(Figure content listings)
#####

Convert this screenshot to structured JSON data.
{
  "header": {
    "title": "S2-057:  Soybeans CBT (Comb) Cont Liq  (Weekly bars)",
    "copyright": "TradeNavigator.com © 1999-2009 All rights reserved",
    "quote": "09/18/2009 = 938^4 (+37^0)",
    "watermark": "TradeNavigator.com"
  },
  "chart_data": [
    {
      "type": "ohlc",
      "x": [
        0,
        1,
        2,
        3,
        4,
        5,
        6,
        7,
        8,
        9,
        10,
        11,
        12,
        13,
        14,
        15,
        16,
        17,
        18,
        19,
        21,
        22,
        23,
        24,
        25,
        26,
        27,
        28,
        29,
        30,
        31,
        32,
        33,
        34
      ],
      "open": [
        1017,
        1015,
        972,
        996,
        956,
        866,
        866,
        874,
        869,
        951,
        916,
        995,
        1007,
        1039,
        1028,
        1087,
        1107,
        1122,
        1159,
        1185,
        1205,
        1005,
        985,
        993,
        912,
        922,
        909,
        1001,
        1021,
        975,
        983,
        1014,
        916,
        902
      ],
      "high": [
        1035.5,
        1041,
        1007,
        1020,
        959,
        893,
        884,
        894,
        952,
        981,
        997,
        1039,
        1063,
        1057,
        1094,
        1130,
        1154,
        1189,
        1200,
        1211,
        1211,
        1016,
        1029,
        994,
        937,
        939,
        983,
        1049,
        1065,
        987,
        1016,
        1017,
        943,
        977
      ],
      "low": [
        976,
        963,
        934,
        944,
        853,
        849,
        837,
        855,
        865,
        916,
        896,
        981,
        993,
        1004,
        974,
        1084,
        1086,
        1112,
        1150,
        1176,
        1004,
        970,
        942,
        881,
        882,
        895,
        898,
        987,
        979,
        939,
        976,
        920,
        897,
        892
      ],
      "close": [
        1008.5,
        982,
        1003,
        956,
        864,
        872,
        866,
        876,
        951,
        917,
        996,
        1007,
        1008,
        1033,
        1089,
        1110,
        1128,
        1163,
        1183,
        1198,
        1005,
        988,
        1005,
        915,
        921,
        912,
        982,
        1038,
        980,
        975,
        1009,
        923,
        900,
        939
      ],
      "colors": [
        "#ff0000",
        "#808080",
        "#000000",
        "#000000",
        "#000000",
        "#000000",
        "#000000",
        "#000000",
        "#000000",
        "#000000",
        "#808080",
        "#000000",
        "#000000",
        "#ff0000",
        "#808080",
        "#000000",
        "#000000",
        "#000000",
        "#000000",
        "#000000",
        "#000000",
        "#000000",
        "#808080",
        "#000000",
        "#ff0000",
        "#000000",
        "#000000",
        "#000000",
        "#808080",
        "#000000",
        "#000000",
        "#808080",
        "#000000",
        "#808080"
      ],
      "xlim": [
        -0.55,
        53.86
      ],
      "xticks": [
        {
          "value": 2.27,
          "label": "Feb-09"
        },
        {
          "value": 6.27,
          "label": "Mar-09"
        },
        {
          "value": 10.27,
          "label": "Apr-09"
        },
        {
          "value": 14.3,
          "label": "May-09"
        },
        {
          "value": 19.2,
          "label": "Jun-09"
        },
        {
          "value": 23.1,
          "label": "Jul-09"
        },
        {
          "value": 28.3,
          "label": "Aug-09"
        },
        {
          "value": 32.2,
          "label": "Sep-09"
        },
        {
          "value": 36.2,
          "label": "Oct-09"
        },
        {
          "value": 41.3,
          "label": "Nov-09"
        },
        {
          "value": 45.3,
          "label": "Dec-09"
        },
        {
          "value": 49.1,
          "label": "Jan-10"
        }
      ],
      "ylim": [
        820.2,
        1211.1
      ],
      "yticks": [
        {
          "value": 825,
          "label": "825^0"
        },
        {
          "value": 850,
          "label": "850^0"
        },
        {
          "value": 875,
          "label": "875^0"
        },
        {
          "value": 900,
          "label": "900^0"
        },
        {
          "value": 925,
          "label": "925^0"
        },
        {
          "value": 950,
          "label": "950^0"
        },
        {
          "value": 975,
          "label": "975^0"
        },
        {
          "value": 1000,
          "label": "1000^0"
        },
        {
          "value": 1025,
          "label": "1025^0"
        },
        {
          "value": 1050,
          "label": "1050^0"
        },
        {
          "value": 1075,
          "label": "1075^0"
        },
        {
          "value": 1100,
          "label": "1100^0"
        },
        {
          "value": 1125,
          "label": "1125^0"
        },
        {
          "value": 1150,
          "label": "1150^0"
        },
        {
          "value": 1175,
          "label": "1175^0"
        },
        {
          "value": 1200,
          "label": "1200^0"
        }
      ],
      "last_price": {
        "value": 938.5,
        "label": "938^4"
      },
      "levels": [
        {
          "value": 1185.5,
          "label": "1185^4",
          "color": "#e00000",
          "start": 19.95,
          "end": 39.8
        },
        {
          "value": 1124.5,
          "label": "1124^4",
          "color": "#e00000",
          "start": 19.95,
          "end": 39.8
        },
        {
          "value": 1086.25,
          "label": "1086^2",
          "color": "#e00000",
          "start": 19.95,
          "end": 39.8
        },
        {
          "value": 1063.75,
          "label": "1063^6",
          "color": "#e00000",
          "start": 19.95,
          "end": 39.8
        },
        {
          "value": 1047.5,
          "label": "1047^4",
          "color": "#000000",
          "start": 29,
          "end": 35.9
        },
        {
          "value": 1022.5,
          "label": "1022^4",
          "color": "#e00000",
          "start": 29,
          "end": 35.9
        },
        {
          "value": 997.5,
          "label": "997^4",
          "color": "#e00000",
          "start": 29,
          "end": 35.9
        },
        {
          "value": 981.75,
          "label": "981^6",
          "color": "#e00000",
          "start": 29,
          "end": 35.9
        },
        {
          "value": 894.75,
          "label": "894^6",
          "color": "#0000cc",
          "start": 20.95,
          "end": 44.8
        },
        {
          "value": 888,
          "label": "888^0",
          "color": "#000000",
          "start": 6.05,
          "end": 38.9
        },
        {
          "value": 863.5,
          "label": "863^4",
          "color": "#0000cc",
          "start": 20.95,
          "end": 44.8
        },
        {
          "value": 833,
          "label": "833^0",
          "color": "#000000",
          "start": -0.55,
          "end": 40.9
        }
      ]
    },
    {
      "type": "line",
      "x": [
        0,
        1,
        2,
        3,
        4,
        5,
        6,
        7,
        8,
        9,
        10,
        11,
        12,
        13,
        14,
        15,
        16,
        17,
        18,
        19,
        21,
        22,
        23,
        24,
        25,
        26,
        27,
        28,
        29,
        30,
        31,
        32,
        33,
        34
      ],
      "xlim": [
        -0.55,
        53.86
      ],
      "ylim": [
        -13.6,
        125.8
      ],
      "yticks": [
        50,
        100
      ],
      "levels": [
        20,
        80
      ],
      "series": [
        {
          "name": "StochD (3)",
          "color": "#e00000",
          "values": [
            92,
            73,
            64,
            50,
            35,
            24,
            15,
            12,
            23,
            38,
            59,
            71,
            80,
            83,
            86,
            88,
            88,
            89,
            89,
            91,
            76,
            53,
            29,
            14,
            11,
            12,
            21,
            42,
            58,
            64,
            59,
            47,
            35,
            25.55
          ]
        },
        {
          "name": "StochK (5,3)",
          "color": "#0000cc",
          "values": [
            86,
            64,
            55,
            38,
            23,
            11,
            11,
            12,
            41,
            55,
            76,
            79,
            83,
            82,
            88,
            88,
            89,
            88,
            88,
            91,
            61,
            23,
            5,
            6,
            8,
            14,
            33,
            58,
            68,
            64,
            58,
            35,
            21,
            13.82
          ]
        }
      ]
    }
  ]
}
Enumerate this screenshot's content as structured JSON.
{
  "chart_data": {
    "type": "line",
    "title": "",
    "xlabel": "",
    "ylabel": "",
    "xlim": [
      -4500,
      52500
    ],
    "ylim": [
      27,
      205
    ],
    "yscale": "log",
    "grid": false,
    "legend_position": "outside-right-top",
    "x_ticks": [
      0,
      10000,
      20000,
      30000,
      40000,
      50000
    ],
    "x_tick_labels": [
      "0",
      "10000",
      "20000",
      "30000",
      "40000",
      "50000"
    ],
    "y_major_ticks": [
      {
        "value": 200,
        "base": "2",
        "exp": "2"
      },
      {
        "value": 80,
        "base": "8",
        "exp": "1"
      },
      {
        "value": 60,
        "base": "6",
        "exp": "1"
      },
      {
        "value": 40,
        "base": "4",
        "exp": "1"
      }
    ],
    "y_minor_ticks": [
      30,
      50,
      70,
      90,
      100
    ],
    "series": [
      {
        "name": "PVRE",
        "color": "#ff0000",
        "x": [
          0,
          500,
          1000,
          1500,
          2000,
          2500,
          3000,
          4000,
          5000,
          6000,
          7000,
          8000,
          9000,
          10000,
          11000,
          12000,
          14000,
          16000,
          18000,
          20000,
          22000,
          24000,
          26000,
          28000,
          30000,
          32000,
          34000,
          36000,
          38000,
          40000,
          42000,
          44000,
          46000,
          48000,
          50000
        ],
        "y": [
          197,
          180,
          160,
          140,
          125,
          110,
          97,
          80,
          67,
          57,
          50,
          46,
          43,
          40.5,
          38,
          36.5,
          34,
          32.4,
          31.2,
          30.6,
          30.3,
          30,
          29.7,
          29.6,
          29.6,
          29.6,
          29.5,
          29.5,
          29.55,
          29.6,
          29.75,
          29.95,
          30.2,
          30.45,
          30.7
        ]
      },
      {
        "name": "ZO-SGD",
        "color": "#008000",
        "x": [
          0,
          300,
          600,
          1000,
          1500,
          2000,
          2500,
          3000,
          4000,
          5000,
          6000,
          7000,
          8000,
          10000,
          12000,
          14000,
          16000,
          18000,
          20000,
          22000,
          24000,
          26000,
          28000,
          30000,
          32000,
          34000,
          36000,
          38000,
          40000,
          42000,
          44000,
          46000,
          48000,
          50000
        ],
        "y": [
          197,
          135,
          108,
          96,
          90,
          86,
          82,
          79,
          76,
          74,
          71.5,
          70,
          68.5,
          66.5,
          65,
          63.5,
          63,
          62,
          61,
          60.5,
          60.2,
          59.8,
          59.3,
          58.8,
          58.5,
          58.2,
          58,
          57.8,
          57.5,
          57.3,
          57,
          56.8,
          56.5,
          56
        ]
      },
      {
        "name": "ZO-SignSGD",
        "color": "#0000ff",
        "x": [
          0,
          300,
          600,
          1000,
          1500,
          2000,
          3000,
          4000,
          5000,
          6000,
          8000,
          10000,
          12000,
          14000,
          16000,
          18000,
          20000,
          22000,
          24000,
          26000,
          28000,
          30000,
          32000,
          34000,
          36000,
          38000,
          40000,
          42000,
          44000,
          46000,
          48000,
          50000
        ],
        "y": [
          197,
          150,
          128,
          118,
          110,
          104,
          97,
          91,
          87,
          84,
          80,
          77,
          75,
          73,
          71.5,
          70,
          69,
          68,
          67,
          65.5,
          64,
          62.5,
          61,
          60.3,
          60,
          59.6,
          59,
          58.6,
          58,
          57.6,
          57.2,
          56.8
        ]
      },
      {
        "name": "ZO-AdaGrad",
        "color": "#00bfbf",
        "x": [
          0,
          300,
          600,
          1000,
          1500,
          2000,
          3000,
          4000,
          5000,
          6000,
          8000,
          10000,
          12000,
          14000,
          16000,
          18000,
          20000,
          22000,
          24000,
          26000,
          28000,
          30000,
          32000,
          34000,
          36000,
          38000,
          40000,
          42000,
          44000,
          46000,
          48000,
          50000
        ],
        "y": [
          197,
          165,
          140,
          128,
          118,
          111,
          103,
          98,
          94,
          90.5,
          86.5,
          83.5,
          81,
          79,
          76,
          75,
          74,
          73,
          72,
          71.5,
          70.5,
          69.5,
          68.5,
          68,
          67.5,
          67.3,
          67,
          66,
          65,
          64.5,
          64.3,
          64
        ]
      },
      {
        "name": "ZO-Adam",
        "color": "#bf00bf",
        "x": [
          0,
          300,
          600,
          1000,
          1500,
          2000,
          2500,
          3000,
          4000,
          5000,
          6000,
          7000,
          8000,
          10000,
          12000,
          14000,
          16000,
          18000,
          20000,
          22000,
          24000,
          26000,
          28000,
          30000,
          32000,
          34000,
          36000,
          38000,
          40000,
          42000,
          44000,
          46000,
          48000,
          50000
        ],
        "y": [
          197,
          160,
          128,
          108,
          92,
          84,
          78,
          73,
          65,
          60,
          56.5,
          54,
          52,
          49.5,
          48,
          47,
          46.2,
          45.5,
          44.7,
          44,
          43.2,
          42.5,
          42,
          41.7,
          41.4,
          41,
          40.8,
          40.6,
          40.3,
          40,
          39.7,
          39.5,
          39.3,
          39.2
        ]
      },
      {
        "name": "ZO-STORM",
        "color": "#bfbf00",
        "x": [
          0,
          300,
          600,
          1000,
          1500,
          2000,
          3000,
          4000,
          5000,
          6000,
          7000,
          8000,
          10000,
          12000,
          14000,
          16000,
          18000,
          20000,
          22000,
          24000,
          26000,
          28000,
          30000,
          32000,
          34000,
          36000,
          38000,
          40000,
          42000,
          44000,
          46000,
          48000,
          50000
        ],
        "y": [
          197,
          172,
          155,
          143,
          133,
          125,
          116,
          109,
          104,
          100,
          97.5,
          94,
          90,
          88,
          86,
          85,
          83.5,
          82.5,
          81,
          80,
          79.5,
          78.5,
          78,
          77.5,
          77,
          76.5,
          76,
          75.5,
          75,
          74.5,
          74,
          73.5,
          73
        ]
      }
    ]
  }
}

#####

## What you are asked to do
From the entries above, copy every line that holds the word "screenshot".

## The output
Convert this screenshot to structured JSON data.
Enumerate this screenshot's content as structured JSON.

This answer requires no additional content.